Short exercise:
Answer with a single number: the count of lines that include the string "September".
*** Excerpted records
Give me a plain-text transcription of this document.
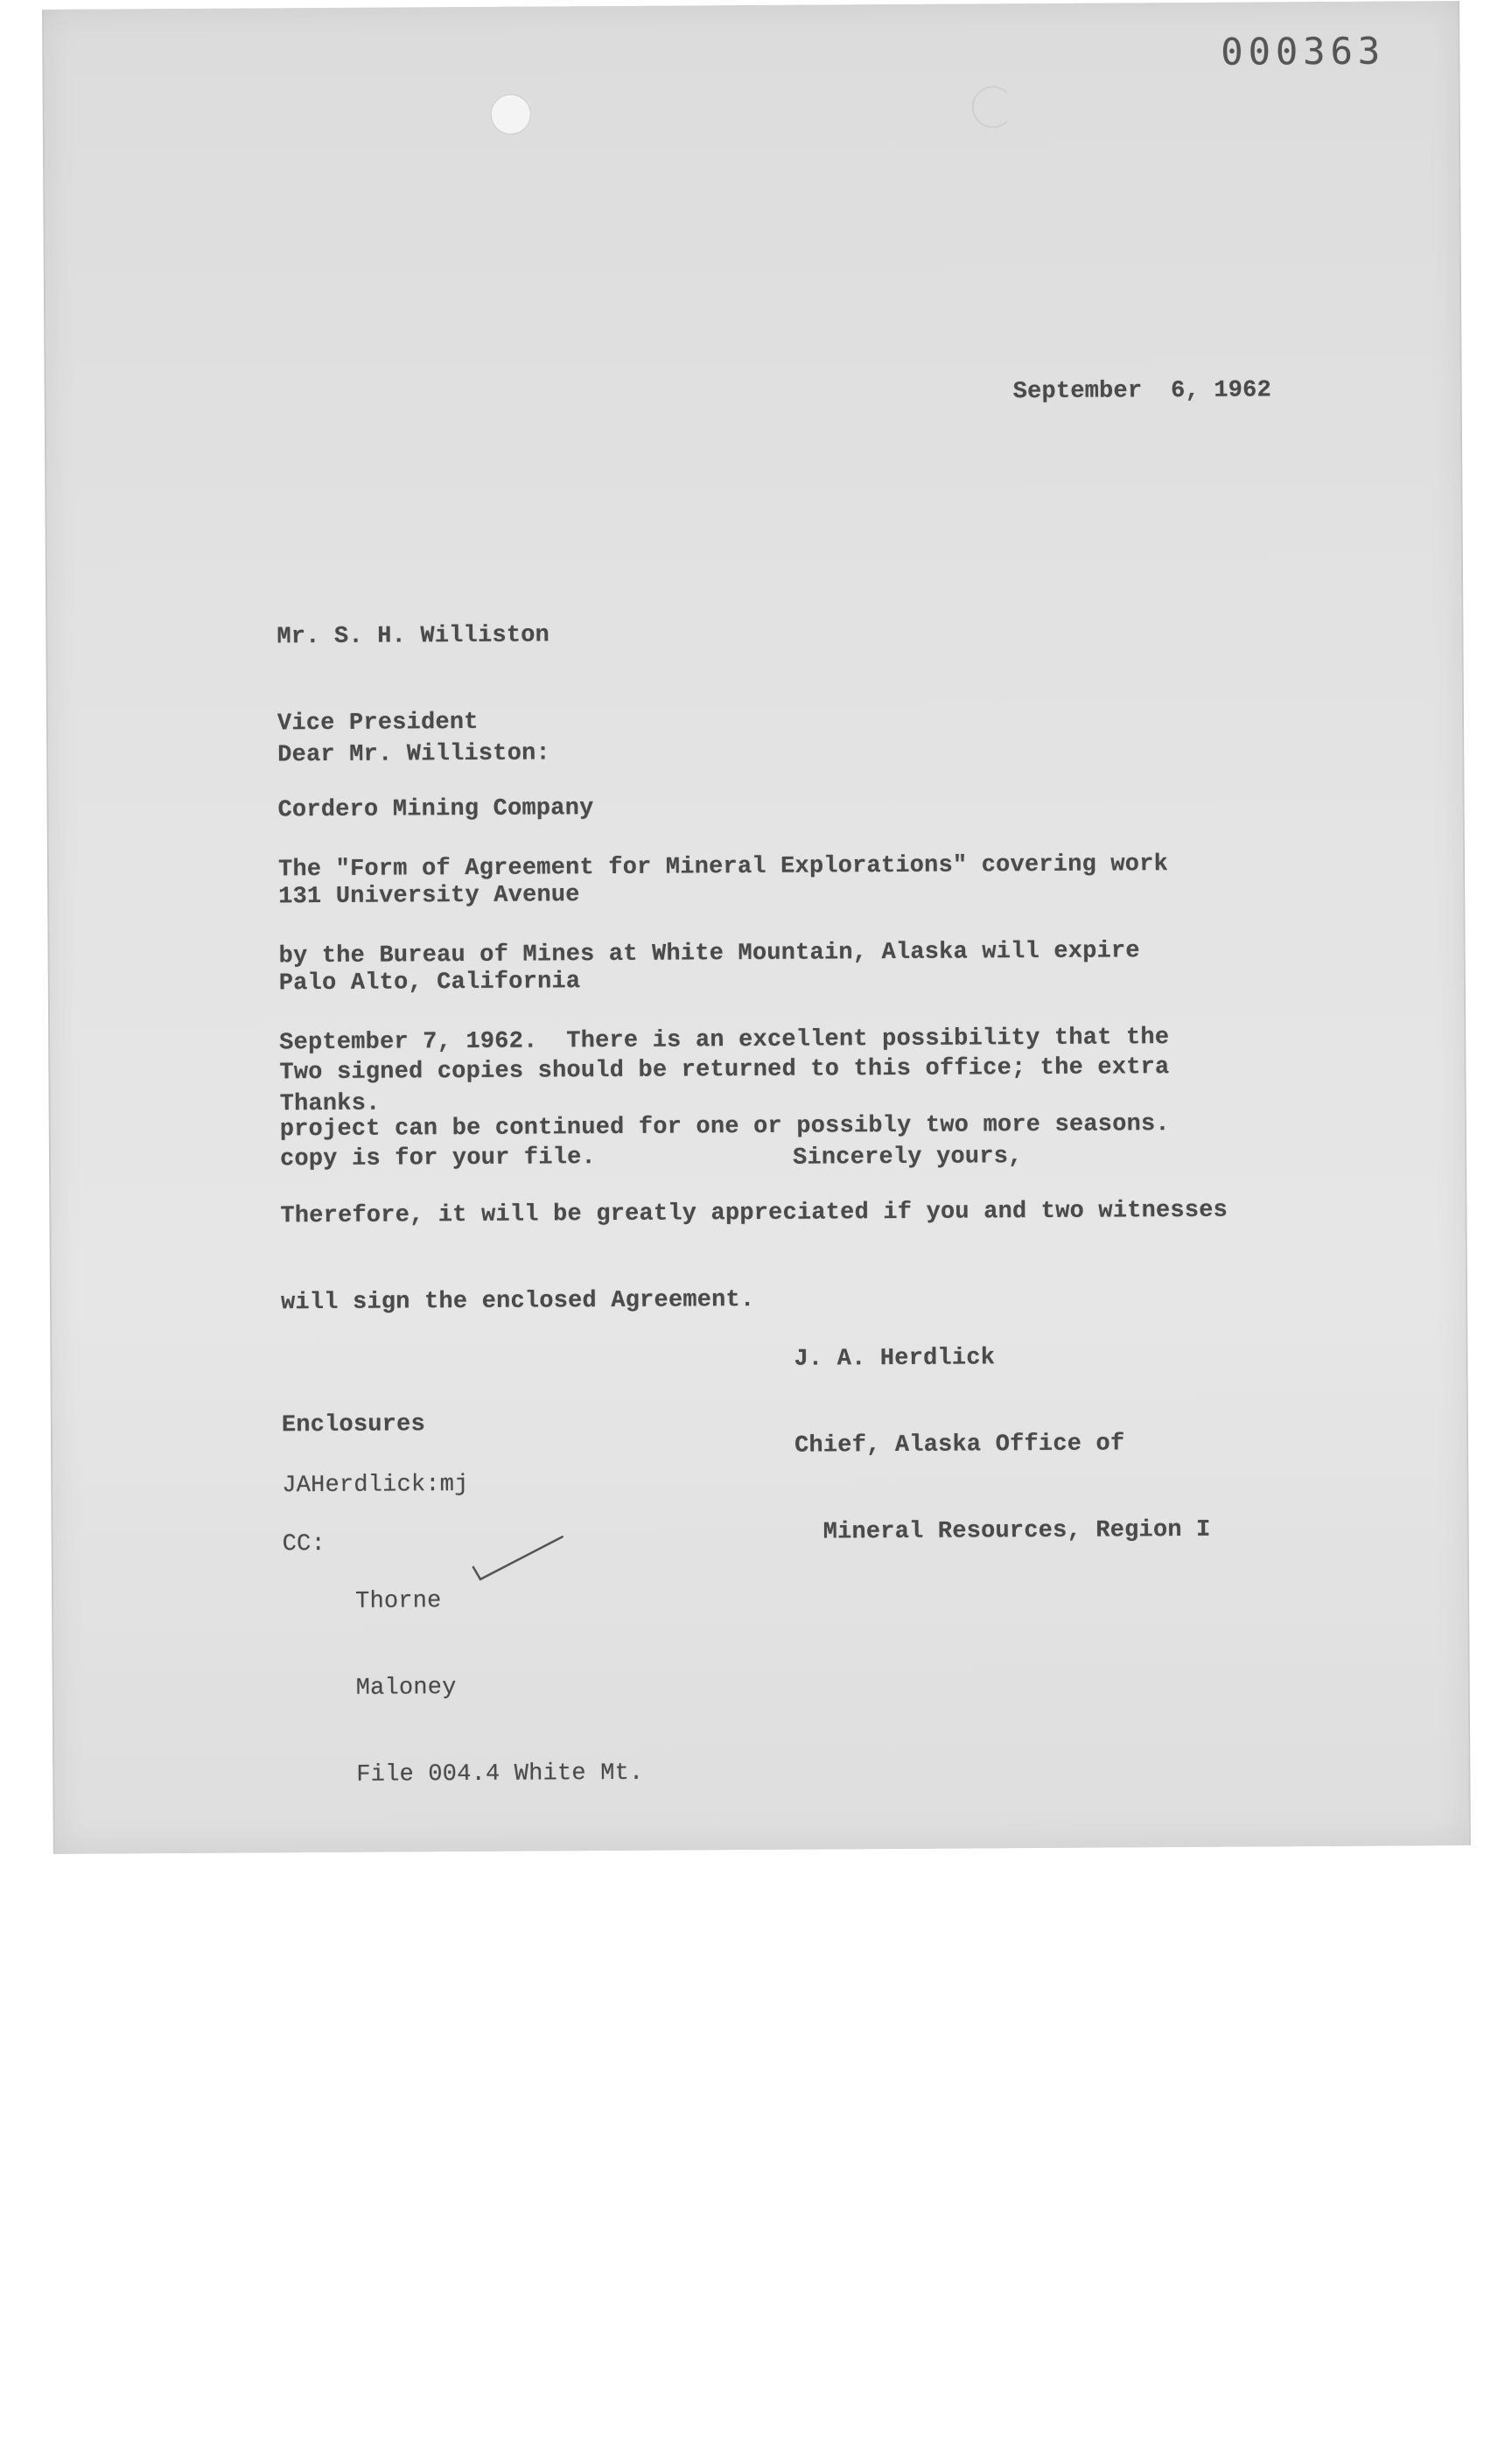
000363
September  6, 1962

Mr. S. H. Williston

Vice President

Cordero Mining Company

131 University Avenue

Palo Alto, California

Dear Mr. Williston:

The "Form of Agreement for Mineral Explorations" covering work

by the Bureau of Mines at White Mountain, Alaska will expire

September 7, 1962.  There is an excellent possibility that the

project can be continued for one or possibly two more seasons.

Therefore, it will be greatly appreciated if you and two witnesses

will sign the enclosed Agreement.

Two signed copies should be returned to this office; the extra

copy is for your file.

Thanks.
Sincerely yours,

J. A. Herdlick

Chief, Alaska Office of

Mineral Resources, Region I

Enclosures
JAHerdlick:mj
CC:

Thorne

Maloney

File 004.4 White Mt.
******
Task solution:
2